- _What this task involves_
Take from the listing each line that has the string "installer".

===== Provided data =====

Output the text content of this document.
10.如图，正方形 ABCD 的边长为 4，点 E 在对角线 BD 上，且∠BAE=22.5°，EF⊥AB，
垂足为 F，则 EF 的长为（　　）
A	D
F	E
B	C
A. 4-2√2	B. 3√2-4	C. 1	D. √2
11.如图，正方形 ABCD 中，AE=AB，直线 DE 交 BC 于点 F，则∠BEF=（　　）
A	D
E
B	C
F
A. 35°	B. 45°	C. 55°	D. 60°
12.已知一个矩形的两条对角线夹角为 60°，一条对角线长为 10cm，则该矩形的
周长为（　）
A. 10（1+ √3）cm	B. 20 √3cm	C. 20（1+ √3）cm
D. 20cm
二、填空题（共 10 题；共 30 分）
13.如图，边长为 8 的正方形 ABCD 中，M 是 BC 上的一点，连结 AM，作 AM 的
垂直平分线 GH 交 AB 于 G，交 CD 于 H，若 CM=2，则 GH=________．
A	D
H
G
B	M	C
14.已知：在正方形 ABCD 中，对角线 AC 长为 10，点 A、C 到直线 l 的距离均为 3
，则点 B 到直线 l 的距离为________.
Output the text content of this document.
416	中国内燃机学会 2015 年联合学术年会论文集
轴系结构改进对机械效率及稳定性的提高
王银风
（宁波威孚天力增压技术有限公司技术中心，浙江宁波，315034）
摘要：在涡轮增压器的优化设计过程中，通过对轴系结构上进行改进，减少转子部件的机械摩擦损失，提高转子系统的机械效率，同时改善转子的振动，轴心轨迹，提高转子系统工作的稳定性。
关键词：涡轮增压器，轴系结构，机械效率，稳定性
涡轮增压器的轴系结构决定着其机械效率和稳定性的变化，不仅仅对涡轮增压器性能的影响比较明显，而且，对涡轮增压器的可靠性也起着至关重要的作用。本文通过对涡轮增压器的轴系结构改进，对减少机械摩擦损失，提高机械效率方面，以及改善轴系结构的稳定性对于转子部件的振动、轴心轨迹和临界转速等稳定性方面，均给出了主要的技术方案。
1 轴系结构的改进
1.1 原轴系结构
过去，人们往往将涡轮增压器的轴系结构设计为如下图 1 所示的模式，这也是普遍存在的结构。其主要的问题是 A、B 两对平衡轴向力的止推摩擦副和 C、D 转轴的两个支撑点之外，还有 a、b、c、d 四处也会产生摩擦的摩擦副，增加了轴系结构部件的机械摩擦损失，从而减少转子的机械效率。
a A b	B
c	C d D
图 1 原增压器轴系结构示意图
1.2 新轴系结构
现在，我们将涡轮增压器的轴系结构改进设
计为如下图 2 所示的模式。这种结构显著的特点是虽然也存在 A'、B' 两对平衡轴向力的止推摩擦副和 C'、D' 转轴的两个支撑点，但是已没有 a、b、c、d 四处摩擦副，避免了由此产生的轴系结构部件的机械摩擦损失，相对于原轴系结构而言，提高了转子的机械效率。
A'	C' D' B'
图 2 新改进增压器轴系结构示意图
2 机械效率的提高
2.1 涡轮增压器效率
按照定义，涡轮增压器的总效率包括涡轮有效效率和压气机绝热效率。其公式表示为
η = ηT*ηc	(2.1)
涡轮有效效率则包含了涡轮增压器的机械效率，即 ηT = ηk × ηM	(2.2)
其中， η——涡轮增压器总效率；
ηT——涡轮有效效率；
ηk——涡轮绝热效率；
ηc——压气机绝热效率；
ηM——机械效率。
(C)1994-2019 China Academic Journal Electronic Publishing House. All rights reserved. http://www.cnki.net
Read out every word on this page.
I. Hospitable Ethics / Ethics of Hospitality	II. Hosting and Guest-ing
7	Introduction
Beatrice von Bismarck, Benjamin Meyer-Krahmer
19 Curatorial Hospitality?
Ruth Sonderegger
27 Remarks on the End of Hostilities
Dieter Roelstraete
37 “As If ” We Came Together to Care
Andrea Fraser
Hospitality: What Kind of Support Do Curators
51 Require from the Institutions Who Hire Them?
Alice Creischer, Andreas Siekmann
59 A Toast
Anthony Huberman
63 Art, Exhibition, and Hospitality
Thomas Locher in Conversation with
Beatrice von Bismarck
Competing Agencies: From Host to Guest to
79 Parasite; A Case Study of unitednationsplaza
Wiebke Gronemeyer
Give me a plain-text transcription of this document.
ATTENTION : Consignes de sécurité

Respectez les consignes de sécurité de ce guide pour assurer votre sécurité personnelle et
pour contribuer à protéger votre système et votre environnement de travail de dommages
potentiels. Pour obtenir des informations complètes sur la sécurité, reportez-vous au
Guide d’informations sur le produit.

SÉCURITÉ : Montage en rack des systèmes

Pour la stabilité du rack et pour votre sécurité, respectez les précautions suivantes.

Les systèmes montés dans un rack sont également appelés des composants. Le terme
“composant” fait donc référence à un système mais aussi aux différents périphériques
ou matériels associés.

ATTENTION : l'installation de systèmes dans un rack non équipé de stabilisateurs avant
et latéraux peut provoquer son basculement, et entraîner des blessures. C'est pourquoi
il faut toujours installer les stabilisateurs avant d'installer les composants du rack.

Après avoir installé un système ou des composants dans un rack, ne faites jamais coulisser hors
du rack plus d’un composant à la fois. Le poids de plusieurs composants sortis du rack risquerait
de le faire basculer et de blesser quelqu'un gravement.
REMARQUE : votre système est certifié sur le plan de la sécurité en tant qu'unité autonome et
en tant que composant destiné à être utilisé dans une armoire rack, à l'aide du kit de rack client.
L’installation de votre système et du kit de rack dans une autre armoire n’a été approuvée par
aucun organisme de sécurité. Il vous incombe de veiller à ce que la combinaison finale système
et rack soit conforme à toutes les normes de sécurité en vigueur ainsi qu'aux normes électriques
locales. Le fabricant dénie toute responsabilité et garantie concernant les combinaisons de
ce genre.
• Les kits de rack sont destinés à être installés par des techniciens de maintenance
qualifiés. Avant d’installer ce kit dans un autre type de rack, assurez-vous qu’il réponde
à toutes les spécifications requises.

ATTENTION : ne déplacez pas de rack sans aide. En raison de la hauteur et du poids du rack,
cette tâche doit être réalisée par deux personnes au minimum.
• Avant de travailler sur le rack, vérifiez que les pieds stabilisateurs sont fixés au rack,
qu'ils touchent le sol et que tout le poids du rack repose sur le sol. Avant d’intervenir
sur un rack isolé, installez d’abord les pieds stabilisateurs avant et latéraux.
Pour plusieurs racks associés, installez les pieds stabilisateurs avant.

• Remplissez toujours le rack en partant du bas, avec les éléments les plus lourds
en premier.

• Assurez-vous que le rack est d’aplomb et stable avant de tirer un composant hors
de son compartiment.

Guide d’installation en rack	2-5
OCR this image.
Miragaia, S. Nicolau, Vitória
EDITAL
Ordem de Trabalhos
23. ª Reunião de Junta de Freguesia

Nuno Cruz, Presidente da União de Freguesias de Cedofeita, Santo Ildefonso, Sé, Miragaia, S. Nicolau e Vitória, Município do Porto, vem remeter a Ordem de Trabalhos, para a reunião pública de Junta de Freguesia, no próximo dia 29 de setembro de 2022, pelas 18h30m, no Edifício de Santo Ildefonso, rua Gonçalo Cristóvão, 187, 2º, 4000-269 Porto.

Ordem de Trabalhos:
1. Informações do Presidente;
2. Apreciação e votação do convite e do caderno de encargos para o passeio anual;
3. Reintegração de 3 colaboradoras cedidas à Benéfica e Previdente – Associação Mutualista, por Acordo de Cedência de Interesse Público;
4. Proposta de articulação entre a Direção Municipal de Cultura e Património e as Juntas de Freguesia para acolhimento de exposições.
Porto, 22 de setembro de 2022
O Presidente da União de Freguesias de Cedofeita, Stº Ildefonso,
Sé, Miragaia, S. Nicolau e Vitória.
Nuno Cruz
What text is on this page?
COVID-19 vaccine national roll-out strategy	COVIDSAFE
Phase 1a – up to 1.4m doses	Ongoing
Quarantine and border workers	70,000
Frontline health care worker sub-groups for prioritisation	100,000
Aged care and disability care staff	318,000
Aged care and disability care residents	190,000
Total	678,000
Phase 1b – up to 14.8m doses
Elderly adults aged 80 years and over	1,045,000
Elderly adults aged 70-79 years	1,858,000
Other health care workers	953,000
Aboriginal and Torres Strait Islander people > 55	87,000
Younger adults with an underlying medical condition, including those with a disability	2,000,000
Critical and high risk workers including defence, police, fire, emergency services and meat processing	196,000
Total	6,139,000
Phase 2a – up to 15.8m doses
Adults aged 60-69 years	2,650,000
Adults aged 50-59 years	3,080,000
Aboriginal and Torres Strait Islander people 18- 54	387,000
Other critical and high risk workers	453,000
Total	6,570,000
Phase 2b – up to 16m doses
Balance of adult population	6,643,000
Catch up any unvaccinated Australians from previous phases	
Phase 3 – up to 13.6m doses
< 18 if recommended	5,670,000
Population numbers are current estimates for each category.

=====

- _Response to the task_
il faut toujours installer les stabilisateurs avant d'installer les composants du rack.
qualifiés. Avant d’installer ce kit dans un autre type de rack, assurez-vous qu’il réponde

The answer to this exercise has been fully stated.